Records from a collection of figures
────────────────

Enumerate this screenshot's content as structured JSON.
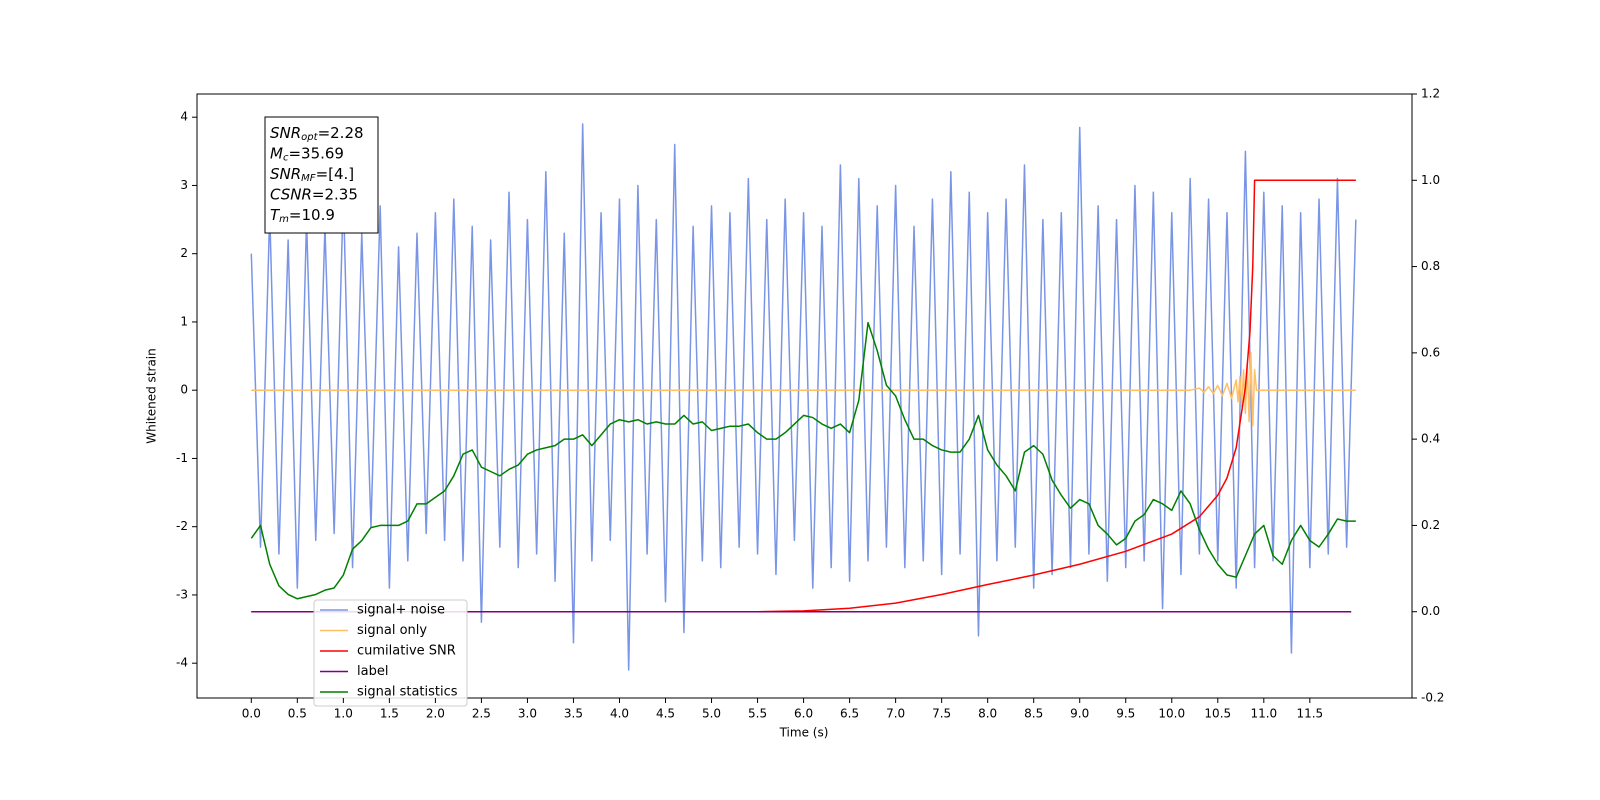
{
  "chart_data": {
    "type": "line",
    "xlabel": "Time (s)",
    "ylabel": "Whitened strain",
    "xlim": [
      -0.59,
      12.61
    ],
    "ylim": [
      -4.51,
      4.34
    ],
    "y2lim": [
      -0.2,
      1.2
    ],
    "xticks": [
      {
        "value": 0,
        "label": "0.0"
      },
      0.5,
      {
        "value": 1,
        "label": "1.0"
      },
      1.5,
      {
        "value": 2,
        "label": "2.0"
      },
      2.5,
      {
        "value": 3,
        "label": "3.0"
      },
      3.5,
      {
        "value": 4,
        "label": "4.0"
      },
      4.5,
      {
        "value": 5,
        "label": "5.0"
      },
      5.5,
      {
        "value": 6,
        "label": "6.0"
      },
      6.5,
      {
        "value": 7,
        "label": "7.0"
      },
      7.5,
      {
        "value": 8,
        "label": "8.0"
      },
      8.5,
      {
        "value": 9,
        "label": "9.0"
      },
      9.5,
      {
        "value": 10,
        "label": "10.0"
      },
      10.5,
      {
        "value": 11,
        "label": "11.0"
      },
      11.5
    ],
    "yticks": [
      -4,
      -3,
      -2,
      -1,
      0,
      1,
      2,
      3,
      4
    ],
    "y2ticks": [
      -0.2,
      {
        "value": 0,
        "label": "0.0"
      },
      0.2,
      0.4,
      0.6,
      0.8,
      {
        "value": 1,
        "label": "1.0"
      },
      1.2
    ],
    "annotations": [
      {
        "symbol": "SNR",
        "subscript": "opt",
        "text": "=2.28"
      },
      {
        "symbol": "M",
        "subscript": "c",
        "text": "=35.69"
      },
      {
        "symbol": "SNR",
        "subscript": "MF",
        "text": "=[4.]"
      },
      {
        "symbol": "CSNR",
        "text": "=2.35"
      },
      {
        "symbol": "T",
        "subscript": "m",
        "text": "=10.9"
      }
    ],
    "x": [
      0,
      0.1,
      0.2,
      0.3,
      0.4,
      0.5,
      0.6,
      0.7,
      0.8,
      0.9,
      1,
      1.1,
      1.2,
      1.3,
      1.4,
      1.5,
      1.6,
      1.7,
      1.8,
      1.9,
      2,
      2.1,
      2.2,
      2.3,
      2.4,
      2.5,
      2.6,
      2.7,
      2.8,
      2.9,
      3,
      3.1,
      3.2,
      3.3,
      3.4,
      3.5,
      3.6,
      3.7,
      3.8,
      3.9,
      4,
      4.1,
      4.2,
      4.3,
      4.4,
      4.5,
      4.6,
      4.7,
      4.8,
      4.9,
      5,
      5.1,
      5.2,
      5.3,
      5.4,
      5.5,
      5.6,
      5.7,
      5.8,
      5.9,
      6,
      6.1,
      6.2,
      6.3,
      6.4,
      6.5,
      6.6,
      6.7,
      6.8,
      6.9,
      7,
      7.1,
      7.2,
      7.3,
      7.4,
      7.5,
      7.6,
      7.7,
      7.8,
      7.9,
      8,
      8.1,
      8.2,
      8.3,
      8.4,
      8.5,
      8.6,
      8.7,
      8.8,
      8.9,
      9,
      9.1,
      9.2,
      9.3,
      9.4,
      9.5,
      9.6,
      9.7,
      9.8,
      9.9,
      10,
      10.1,
      10.2,
      10.3,
      10.4,
      10.5,
      10.6,
      10.7,
      10.8,
      10.9,
      11,
      11.1,
      11.2,
      11.3,
      11.4,
      11.5,
      11.6,
      11.7,
      11.8,
      11.9,
      12
    ],
    "series": [
      {
        "name": "signal+ noise",
        "color": "#7a95e6",
        "values": [
          2.0,
          -2.3,
          2.6,
          -2.4,
          2.2,
          -2.9,
          2.5,
          -2.2,
          2.4,
          -2.1,
          2.9,
          -2.6,
          2.3,
          -2.0,
          2.7,
          -2.9,
          2.1,
          -2.5,
          2.3,
          -2.1,
          2.6,
          -2.2,
          2.8,
          -2.5,
          2.4,
          -3.4,
          2.2,
          -2.3,
          2.9,
          -2.6,
          2.5,
          -2.4,
          3.2,
          -2.8,
          2.3,
          -3.7,
          3.9,
          -2.5,
          2.6,
          -2.2,
          2.8,
          -4.1,
          3.0,
          -2.4,
          2.5,
          -3.1,
          3.6,
          -3.55,
          2.4,
          -2.5,
          2.7,
          -2.6,
          2.6,
          -2.3,
          3.1,
          -2.4,
          2.5,
          -2.7,
          2.8,
          -2.2,
          2.6,
          -2.9,
          2.4,
          -2.6,
          3.3,
          -2.8,
          3.1,
          -2.5,
          2.7,
          -2.3,
          3.0,
          -2.6,
          2.4,
          -2.5,
          2.8,
          -2.7,
          3.2,
          -2.4,
          2.9,
          -3.6,
          2.6,
          -2.5,
          2.8,
          -2.3,
          3.3,
          -2.9,
          2.5,
          -2.7,
          2.6,
          -2.6,
          3.85,
          -2.4,
          2.7,
          -2.8,
          2.5,
          -2.6,
          3.0,
          -2.5,
          2.9,
          -3.2,
          2.6,
          -2.7,
          3.1,
          -2.4,
          2.8,
          -2.5,
          2.6,
          -2.9,
          3.5,
          -2.6,
          2.9,
          -2.5,
          2.7,
          -3.85,
          2.6,
          -2.6,
          2.8,
          -2.4,
          3.1,
          -2.3,
          2.5
        ]
      },
      {
        "name": "signal only",
        "color": "#ffbf66",
        "x": [
          0,
          10.2,
          10.3,
          10.35,
          10.4,
          10.45,
          10.5,
          10.55,
          10.6,
          10.65,
          10.7,
          10.72,
          10.74,
          10.76,
          10.78,
          10.8,
          10.82,
          10.84,
          10.86,
          10.88,
          10.9,
          10.92,
          12.0
        ],
        "values": [
          0,
          0,
          0.03,
          -0.03,
          0.05,
          -0.05,
          0.07,
          -0.08,
          0.1,
          -0.12,
          0.15,
          -0.17,
          0.2,
          -0.24,
          0.3,
          -0.34,
          0.4,
          -0.46,
          0.55,
          -0.52,
          0.3,
          0,
          0
        ]
      },
      {
        "name": "cumilative SNR",
        "color": "#ff0000",
        "axis": "y2",
        "x": [
          0,
          5.5,
          6.0,
          6.5,
          7.0,
          7.5,
          8.0,
          8.5,
          9.0,
          9.5,
          10.0,
          10.3,
          10.5,
          10.6,
          10.7,
          10.8,
          10.85,
          10.88,
          10.9,
          12.0
        ],
        "values": [
          0,
          0,
          0.002,
          0.008,
          0.02,
          0.04,
          0.063,
          0.085,
          0.11,
          0.14,
          0.18,
          0.22,
          0.27,
          0.31,
          0.38,
          0.52,
          0.65,
          0.8,
          1.0,
          1.0
        ]
      },
      {
        "name": "label",
        "color": "#800080",
        "axis": "y2",
        "x": [
          0,
          11.95
        ],
        "values": [
          0,
          0
        ]
      },
      {
        "name": "signal statistics",
        "color": "#008000",
        "axis": "y2",
        "values": [
          0.17,
          0.2,
          0.11,
          0.06,
          0.04,
          0.03,
          0.035,
          0.04,
          0.05,
          0.055,
          0.085,
          0.145,
          0.165,
          0.195,
          0.2,
          0.2,
          0.2,
          0.21,
          0.25,
          0.25,
          0.265,
          0.28,
          0.315,
          0.365,
          0.375,
          0.335,
          0.325,
          0.315,
          0.33,
          0.34,
          0.365,
          0.375,
          0.38,
          0.385,
          0.4,
          0.4,
          0.41,
          0.385,
          0.41,
          0.435,
          0.445,
          0.44,
          0.445,
          0.435,
          0.44,
          0.435,
          0.435,
          0.455,
          0.435,
          0.44,
          0.42,
          0.425,
          0.43,
          0.43,
          0.435,
          0.415,
          0.4,
          0.4,
          0.415,
          0.435,
          0.455,
          0.45,
          0.435,
          0.425,
          0.435,
          0.415,
          0.49,
          0.67,
          0.605,
          0.525,
          0.5,
          0.445,
          0.4,
          0.4,
          0.385,
          0.375,
          0.37,
          0.37,
          0.4,
          0.455,
          0.375,
          0.34,
          0.315,
          0.28,
          0.37,
          0.385,
          0.365,
          0.305,
          0.27,
          0.24,
          0.26,
          0.25,
          0.2,
          0.18,
          0.155,
          0.17,
          0.21,
          0.225,
          0.26,
          0.25,
          0.235,
          0.28,
          0.25,
          0.19,
          0.145,
          0.11,
          0.085,
          0.08,
          0.13,
          0.18,
          0.2,
          0.13,
          0.11,
          0.165,
          0.2,
          0.165,
          0.15,
          0.18,
          0.215,
          0.21,
          0.21
        ]
      }
    ]
  }
}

────────────────

— Task description —
Extract each line from the entries above that contains the string "color".

— Solution for this problem —
        "color": "#7a95e6",
        "color": "#ffbf66",
        "color": "#ff0000",
        "color": "#800080",
        "color": "#008000",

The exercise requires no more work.